> **Exercise prompt**
Pick out the lines below that contain the string "untuk" and copy them all.

> **Stored data**
[start]
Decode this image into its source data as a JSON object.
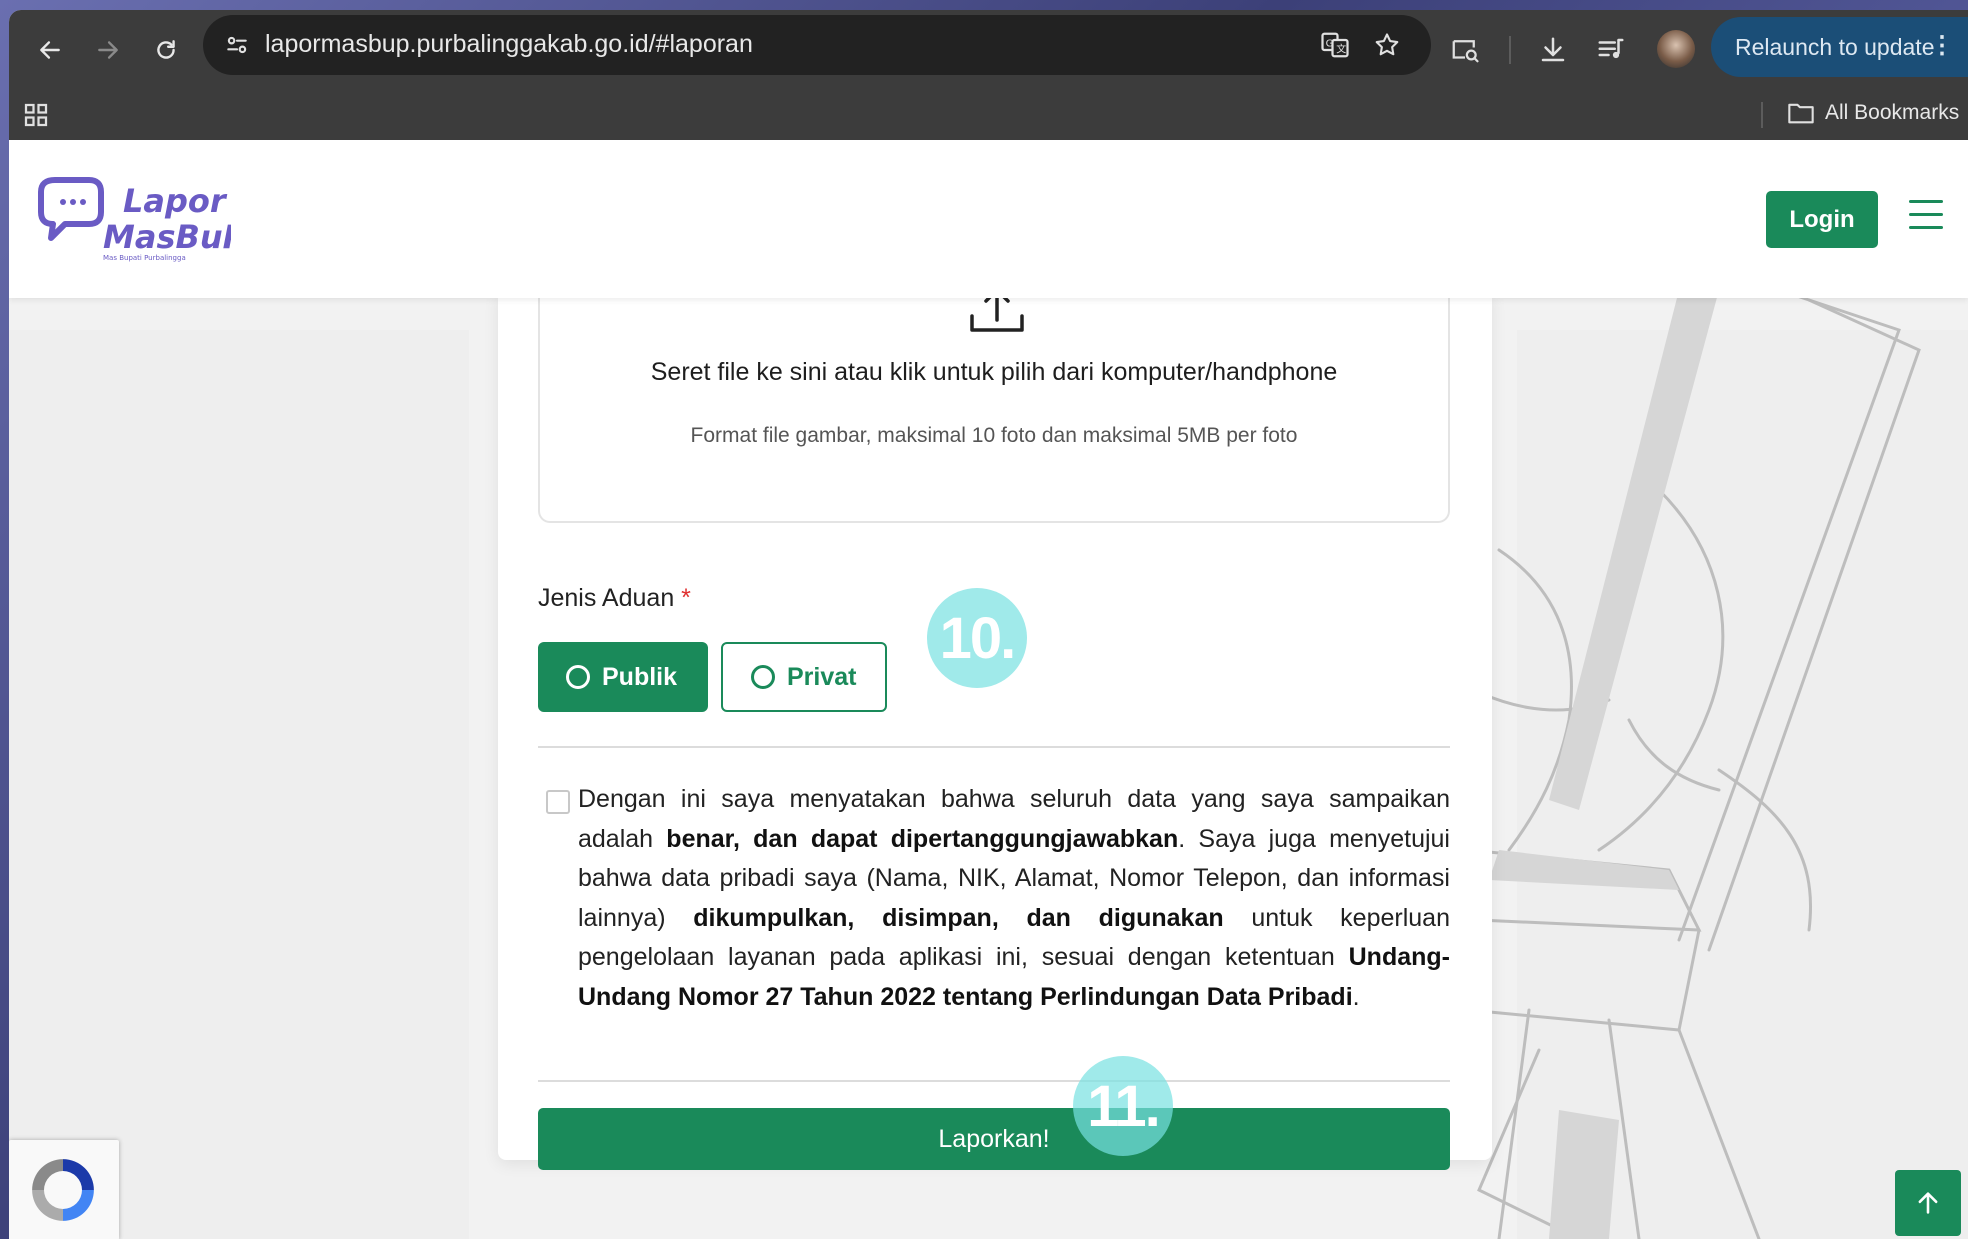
{
  "browser": {
    "url": "lapormasbup.purbalinggakab.go.id/#laporan",
    "relaunch_label": "Relaunch to update",
    "all_bookmarks_label": "All Bookmarks"
  },
  "header": {
    "logo_line1": "Lapor",
    "logo_line2": "MasBuP",
    "logo_tagline": "Mas Bupati Purbalingga",
    "login_label": "Login"
  },
  "upload": {
    "title": "Seret file ke sini atau klik untuk pilih dari komputer/handphone",
    "subtitle": "Format file gambar, maksimal 10 foto dan maksimal 5MB per foto"
  },
  "jenis_aduan": {
    "label": "Jenis Aduan",
    "required_mark": "*",
    "options": [
      "Publik",
      "Privat"
    ],
    "selected": "Publik"
  },
  "consent": {
    "part1": "Dengan ini saya menyatakan bahwa seluruh data yang saya sampaikan adalah ",
    "bold1": "benar, dan dapat dipertanggungjawabkan",
    "part2": ". Saya juga menyetujui bahwa data pribadi saya (Nama, NIK, Alamat, Nomor Telepon, dan informasi lainnya) ",
    "bold2": "dikumpulkan, disimpan, dan digunakan",
    "part3": " untuk keperluan pengelolaan layanan pada aplikasi ini, sesuai dengan ketentuan ",
    "bold3": "Undang-Undang Nomor 27 Tahun 2022 tentang Perlindungan Data Pribadi",
    "part4": "."
  },
  "submit_label": "Laporkan!",
  "annotations": {
    "step10": "10.",
    "step11": "11."
  },
  "colors": {
    "brand_green": "#1a8a5a",
    "logo_purple": "#6a5bc4",
    "badge_cyan": "#78e1e1"
  }
}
[end]
> **Solution to this task**
    "title": "Seret file ke sini atau klik untuk pilih dari komputer/handphone",
    "part3": " untuk keperluan pengelolaan layanan pada aplikasi ini, sesuai dengan ketentuan ",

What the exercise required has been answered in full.